PROBLEM TO WORK ON:
Give the number of lines that include the string "orders", nothing more.

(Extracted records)
..............................

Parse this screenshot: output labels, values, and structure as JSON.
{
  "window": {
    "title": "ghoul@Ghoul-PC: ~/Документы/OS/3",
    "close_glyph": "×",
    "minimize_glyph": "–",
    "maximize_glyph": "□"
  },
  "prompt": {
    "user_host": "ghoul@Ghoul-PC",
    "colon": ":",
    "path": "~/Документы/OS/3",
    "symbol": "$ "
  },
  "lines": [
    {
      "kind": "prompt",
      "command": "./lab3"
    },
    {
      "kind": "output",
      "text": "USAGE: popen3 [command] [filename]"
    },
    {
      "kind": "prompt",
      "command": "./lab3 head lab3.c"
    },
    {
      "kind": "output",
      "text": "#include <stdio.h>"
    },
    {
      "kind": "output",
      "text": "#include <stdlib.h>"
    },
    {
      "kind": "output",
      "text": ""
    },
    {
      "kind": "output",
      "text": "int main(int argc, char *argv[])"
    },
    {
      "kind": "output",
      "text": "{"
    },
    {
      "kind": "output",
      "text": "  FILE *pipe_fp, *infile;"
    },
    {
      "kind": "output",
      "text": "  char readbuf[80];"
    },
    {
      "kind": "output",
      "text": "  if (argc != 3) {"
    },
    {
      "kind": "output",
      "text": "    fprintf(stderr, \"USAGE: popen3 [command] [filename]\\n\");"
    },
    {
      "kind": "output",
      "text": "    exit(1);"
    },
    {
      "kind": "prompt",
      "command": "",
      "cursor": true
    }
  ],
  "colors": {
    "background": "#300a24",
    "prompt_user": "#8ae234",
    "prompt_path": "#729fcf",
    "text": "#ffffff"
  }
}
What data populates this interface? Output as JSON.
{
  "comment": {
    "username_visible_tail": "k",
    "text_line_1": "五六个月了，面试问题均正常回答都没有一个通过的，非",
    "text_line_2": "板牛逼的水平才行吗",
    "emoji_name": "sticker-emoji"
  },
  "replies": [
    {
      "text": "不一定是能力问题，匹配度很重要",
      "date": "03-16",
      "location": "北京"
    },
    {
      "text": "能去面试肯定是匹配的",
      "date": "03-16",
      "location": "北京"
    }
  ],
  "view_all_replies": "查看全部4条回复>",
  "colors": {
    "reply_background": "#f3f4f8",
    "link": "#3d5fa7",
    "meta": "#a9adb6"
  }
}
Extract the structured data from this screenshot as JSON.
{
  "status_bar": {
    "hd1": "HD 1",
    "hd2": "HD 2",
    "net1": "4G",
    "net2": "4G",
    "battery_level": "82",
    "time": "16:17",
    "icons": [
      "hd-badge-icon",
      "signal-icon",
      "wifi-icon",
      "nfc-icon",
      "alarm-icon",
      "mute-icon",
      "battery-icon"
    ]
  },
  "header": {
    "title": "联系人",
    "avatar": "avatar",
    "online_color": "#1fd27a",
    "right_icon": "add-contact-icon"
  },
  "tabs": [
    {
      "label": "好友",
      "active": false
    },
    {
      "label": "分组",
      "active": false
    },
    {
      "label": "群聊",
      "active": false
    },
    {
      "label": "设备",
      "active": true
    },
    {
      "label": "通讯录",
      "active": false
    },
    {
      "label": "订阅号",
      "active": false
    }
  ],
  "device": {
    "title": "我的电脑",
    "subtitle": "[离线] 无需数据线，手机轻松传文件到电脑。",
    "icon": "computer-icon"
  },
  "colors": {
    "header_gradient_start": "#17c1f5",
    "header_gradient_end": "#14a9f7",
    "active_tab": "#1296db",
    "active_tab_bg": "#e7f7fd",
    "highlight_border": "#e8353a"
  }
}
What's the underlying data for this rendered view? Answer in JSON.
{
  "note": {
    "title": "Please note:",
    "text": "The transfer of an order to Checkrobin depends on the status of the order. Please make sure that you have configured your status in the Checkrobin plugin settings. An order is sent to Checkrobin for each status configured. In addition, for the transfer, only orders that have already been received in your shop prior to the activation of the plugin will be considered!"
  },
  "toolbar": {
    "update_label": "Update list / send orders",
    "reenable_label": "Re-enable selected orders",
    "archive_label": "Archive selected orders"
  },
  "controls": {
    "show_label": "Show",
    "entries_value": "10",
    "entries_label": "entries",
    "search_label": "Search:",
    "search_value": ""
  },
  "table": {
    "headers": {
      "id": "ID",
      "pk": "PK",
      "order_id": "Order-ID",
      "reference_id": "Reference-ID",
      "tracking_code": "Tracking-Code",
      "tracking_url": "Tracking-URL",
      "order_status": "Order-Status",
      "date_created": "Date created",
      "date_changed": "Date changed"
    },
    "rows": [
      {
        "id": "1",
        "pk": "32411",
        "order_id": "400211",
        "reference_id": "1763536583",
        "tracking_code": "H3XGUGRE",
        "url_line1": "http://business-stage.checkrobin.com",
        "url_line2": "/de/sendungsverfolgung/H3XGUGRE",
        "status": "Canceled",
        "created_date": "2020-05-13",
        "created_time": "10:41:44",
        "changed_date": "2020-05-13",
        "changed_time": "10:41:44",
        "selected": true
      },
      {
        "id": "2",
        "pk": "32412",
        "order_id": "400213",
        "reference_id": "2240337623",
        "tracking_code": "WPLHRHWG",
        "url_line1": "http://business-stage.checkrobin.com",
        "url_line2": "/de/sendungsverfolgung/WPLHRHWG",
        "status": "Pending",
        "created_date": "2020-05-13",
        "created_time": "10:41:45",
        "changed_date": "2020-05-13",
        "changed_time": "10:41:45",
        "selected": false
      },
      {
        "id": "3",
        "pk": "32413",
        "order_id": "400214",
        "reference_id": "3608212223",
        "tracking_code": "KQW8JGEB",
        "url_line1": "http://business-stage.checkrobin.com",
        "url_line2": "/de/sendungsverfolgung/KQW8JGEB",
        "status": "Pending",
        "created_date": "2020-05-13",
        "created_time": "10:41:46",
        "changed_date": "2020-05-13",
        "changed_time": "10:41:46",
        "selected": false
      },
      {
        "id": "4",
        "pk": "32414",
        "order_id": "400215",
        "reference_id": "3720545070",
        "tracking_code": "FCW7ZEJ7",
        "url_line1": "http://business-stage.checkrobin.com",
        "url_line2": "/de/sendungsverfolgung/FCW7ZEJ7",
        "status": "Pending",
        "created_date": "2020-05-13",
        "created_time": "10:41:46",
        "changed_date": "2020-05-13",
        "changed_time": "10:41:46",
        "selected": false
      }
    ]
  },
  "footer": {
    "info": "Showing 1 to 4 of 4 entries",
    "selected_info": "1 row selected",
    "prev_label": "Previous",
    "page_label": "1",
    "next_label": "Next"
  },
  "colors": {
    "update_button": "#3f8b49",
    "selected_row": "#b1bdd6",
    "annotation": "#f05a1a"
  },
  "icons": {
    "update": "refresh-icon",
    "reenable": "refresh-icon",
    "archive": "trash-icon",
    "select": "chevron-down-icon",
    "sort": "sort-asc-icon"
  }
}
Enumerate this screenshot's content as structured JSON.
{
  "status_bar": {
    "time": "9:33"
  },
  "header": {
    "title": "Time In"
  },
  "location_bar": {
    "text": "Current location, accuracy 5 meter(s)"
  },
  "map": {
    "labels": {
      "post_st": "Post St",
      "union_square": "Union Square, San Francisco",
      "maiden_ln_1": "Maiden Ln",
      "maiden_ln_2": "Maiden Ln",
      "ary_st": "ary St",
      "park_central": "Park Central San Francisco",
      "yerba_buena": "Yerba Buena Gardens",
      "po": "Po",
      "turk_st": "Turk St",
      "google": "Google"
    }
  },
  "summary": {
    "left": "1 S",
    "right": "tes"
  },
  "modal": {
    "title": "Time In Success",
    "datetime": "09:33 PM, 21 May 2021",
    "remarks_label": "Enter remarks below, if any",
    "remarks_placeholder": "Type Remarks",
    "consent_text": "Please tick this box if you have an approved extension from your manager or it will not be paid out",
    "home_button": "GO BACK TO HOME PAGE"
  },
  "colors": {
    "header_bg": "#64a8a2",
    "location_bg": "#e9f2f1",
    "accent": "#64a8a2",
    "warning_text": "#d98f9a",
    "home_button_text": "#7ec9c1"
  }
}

..............................

TASK SOLUTION:
4